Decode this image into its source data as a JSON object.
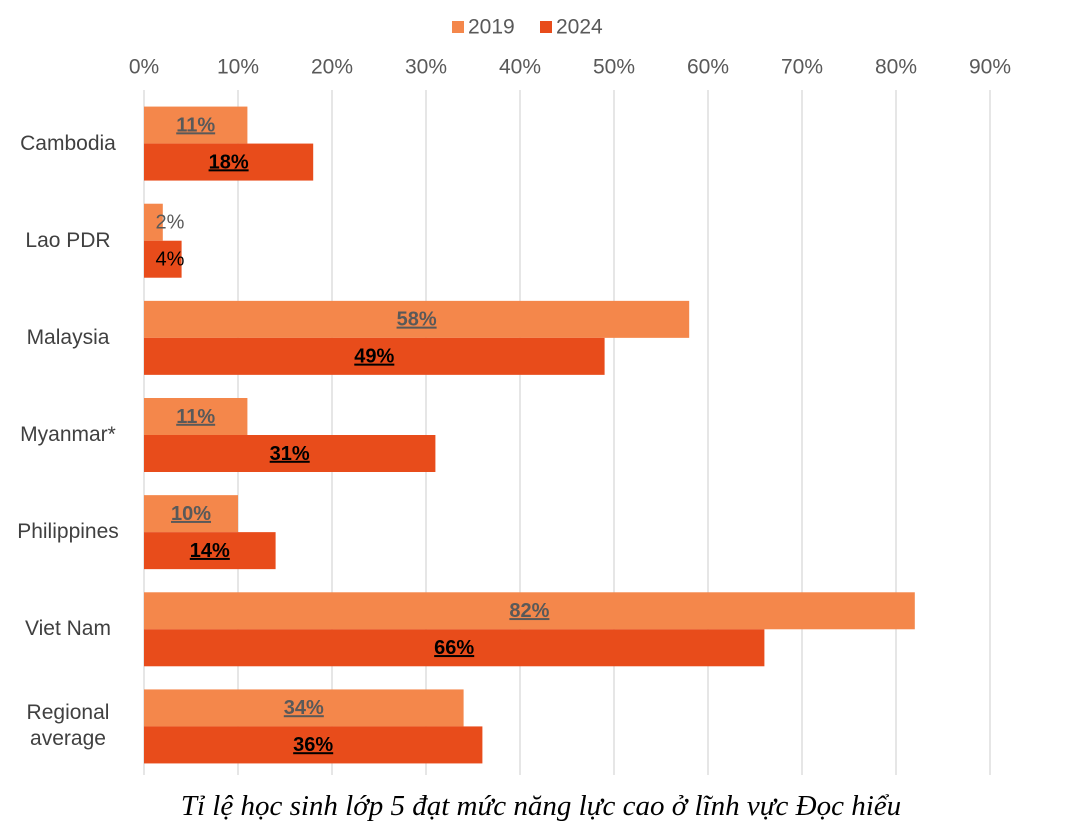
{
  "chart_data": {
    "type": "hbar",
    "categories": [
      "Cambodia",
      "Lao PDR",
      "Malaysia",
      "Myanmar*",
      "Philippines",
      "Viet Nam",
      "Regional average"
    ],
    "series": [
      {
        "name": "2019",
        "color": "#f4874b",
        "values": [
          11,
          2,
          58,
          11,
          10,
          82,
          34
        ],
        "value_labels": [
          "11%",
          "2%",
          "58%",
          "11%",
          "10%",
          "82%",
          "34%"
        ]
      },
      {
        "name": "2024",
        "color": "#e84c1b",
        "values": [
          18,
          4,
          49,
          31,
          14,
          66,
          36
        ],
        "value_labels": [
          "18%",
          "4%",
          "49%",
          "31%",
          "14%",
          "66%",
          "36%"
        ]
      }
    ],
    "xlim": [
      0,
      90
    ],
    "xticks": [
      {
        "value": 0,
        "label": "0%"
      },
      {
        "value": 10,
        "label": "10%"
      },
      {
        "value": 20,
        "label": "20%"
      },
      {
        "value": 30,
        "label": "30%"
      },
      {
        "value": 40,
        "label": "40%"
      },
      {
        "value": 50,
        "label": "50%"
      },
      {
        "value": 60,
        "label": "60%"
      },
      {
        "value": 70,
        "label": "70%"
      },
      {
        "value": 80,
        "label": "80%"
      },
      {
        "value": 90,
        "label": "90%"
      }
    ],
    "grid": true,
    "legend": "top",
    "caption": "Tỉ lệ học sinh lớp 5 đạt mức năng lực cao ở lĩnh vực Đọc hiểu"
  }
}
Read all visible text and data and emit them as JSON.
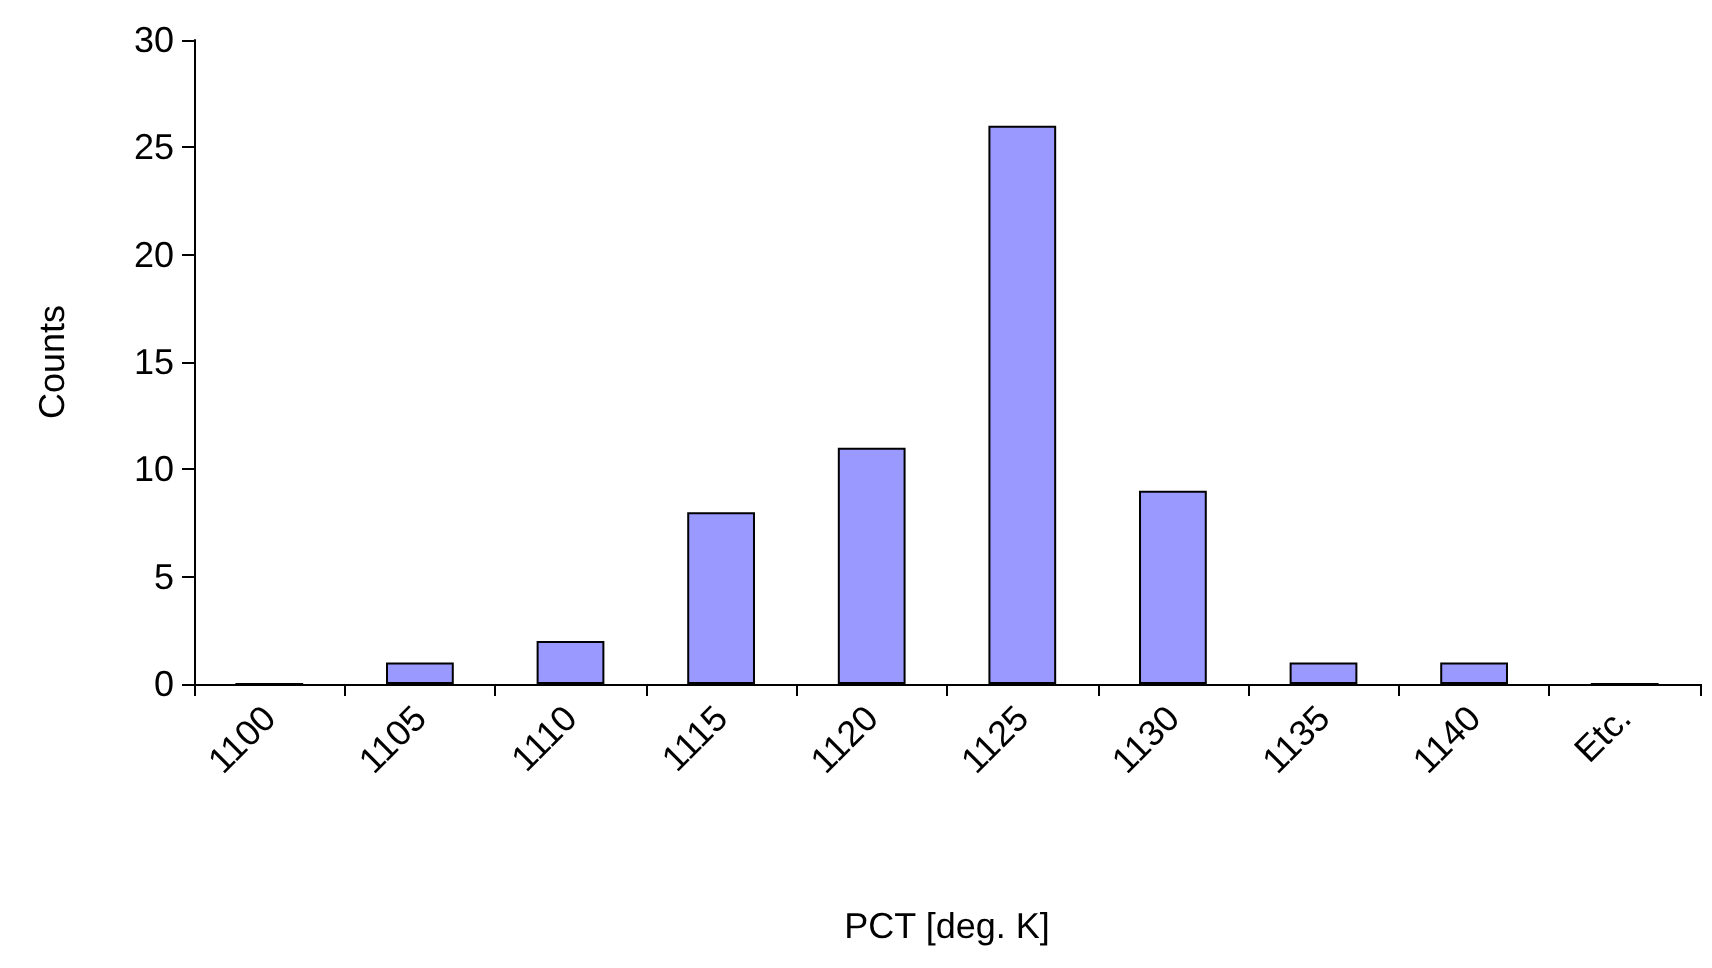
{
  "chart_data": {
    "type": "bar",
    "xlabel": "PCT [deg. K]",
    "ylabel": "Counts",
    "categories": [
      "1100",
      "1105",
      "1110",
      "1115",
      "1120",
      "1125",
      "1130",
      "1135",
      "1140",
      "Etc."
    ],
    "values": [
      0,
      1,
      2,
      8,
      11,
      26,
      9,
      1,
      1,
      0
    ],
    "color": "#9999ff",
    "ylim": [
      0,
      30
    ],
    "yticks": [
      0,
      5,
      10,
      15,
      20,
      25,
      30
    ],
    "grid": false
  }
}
══════════
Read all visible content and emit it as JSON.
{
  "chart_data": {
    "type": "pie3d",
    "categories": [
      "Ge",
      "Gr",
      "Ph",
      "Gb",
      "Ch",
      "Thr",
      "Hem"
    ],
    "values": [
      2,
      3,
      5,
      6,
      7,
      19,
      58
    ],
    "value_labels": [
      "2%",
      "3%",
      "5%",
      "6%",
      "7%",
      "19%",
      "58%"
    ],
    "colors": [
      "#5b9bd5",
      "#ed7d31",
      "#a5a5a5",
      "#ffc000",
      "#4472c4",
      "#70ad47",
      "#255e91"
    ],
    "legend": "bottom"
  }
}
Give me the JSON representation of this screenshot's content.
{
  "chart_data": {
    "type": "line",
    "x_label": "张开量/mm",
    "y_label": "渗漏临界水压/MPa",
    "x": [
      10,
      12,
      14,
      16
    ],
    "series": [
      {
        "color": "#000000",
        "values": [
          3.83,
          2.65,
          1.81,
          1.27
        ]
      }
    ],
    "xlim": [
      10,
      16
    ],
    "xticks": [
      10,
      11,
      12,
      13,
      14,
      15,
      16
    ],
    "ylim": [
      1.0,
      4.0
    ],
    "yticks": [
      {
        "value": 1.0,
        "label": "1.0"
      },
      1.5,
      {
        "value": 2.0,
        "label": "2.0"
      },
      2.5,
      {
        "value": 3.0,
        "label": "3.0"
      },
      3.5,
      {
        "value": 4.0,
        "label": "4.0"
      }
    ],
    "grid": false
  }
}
══════════
▸ WHAT THE TASK ASKS
Report only how many lines of the listing hold the word "type".

▸ FULL OUTPUT
4